**What you are asked to do:** Show each line from the listing that includes the word "muBeclin".

**Stored data:**
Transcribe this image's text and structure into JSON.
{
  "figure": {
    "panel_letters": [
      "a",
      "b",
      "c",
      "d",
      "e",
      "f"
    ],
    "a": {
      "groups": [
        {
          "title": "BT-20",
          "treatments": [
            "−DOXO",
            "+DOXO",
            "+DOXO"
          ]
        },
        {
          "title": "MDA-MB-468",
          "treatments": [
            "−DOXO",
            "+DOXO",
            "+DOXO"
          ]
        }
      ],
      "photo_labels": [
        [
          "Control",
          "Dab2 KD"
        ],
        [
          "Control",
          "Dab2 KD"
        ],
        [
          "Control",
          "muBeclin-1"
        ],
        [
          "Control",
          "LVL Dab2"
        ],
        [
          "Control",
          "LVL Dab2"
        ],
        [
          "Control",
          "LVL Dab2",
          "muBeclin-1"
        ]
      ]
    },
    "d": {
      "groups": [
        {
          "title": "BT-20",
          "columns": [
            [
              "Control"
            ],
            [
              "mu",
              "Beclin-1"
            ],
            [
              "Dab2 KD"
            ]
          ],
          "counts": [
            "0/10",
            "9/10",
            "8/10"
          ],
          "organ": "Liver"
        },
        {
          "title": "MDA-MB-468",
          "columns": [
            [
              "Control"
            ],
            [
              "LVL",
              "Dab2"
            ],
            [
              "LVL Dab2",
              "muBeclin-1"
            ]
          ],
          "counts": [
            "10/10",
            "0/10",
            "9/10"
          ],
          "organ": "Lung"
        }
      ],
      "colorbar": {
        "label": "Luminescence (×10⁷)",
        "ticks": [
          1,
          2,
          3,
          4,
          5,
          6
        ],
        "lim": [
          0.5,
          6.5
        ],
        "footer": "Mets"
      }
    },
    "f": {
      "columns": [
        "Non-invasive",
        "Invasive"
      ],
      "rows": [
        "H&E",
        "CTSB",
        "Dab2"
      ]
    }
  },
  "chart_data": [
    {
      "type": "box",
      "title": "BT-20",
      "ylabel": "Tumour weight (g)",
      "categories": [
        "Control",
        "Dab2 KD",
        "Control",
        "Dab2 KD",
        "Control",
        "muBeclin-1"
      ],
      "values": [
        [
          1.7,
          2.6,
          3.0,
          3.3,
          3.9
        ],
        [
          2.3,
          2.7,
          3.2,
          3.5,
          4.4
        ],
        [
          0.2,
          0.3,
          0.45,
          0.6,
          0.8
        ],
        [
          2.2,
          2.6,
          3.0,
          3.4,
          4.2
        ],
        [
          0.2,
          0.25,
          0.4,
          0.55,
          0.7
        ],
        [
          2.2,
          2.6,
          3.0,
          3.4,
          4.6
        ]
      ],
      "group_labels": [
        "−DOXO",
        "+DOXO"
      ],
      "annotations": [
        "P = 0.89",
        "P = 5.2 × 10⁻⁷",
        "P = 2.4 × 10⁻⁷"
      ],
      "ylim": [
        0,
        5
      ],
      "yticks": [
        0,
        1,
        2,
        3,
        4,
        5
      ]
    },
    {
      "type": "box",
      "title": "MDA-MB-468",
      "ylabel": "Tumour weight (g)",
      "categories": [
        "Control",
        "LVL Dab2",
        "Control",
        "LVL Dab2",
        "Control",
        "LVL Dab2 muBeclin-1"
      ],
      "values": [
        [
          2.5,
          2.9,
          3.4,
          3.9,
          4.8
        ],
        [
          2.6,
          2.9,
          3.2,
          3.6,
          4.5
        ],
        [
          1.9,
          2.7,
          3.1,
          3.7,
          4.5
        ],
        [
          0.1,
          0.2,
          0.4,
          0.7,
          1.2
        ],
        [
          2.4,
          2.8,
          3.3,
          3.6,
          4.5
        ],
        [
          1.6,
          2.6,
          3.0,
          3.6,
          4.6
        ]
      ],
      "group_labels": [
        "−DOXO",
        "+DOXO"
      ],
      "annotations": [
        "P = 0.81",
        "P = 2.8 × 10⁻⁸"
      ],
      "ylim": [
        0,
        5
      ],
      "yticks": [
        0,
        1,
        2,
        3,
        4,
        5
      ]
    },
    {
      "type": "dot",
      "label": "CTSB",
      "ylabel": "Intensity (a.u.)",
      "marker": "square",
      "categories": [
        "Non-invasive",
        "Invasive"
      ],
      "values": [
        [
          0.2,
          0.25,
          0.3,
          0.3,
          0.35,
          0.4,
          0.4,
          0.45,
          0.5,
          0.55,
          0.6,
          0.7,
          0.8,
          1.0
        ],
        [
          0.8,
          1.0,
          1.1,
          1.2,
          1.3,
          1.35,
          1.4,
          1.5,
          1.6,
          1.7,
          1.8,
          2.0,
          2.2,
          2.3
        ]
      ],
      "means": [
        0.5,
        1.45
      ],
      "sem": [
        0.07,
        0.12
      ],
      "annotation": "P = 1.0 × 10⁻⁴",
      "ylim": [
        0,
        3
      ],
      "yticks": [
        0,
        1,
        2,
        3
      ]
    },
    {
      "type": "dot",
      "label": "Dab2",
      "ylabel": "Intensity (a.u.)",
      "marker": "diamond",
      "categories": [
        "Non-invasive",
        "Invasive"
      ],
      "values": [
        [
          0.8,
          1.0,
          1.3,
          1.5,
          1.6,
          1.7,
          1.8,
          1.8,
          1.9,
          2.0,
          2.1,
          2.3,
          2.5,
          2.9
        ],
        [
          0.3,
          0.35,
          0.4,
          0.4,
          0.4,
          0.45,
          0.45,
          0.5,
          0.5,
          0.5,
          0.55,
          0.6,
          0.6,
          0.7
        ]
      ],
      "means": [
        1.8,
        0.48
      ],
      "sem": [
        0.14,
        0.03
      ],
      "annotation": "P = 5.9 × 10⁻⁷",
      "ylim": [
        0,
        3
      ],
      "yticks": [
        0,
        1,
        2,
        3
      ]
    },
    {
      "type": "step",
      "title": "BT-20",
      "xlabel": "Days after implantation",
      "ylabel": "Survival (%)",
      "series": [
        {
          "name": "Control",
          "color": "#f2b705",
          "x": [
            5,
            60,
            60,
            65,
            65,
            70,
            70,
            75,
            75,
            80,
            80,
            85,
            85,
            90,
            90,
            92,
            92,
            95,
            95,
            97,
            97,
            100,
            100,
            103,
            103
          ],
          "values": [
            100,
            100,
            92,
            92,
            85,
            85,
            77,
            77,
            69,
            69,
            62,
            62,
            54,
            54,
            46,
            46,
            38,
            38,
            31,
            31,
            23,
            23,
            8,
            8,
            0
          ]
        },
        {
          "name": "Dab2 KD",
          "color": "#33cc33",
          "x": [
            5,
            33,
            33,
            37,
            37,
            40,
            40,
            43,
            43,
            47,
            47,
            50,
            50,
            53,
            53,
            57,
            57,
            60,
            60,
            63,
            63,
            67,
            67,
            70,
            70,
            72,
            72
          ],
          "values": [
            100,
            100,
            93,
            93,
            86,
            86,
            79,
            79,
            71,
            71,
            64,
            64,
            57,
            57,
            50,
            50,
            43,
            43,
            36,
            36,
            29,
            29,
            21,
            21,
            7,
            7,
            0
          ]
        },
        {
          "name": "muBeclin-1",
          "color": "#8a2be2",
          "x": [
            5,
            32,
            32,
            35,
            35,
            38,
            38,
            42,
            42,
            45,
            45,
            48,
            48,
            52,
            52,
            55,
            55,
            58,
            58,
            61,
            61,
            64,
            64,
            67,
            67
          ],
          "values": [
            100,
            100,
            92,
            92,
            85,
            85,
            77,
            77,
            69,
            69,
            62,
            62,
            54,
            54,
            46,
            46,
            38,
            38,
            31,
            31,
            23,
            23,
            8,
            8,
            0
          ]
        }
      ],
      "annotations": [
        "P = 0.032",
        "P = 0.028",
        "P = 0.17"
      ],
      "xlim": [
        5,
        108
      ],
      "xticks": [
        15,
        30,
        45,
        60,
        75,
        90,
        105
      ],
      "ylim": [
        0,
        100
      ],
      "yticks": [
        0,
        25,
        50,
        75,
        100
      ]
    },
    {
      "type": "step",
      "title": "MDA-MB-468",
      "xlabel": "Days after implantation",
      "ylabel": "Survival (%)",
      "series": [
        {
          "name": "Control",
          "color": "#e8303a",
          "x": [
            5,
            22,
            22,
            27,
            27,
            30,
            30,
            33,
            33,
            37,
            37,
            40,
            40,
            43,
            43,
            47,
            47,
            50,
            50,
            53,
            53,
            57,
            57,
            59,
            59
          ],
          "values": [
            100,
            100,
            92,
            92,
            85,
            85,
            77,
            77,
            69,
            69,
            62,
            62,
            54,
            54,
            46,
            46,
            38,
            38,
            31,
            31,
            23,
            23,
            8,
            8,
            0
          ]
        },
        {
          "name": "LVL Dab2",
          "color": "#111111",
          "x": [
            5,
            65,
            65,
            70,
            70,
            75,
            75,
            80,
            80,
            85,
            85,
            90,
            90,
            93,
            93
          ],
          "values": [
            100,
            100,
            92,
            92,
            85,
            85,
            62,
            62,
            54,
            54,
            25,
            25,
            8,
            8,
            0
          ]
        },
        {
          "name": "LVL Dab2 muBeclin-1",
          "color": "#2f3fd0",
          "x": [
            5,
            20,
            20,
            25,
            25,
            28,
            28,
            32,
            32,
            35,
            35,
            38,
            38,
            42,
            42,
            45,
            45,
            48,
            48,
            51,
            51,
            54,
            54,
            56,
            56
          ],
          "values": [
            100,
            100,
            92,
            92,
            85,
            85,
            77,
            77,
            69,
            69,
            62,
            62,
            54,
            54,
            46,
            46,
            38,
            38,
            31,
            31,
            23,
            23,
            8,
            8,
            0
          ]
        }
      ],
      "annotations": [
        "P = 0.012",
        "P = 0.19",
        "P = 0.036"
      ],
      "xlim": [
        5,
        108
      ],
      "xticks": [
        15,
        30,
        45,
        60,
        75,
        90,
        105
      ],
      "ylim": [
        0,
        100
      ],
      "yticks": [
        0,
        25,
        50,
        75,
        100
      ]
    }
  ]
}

**Task response:**
          "muBeclin-1"
          "muBeclin-1"
              "muBeclin-1"
        "muBeclin-1"
        "LVL Dab2 muBeclin-1"
          "name": "muBeclin-1",
          "name": "LVL Dab2 muBeclin-1",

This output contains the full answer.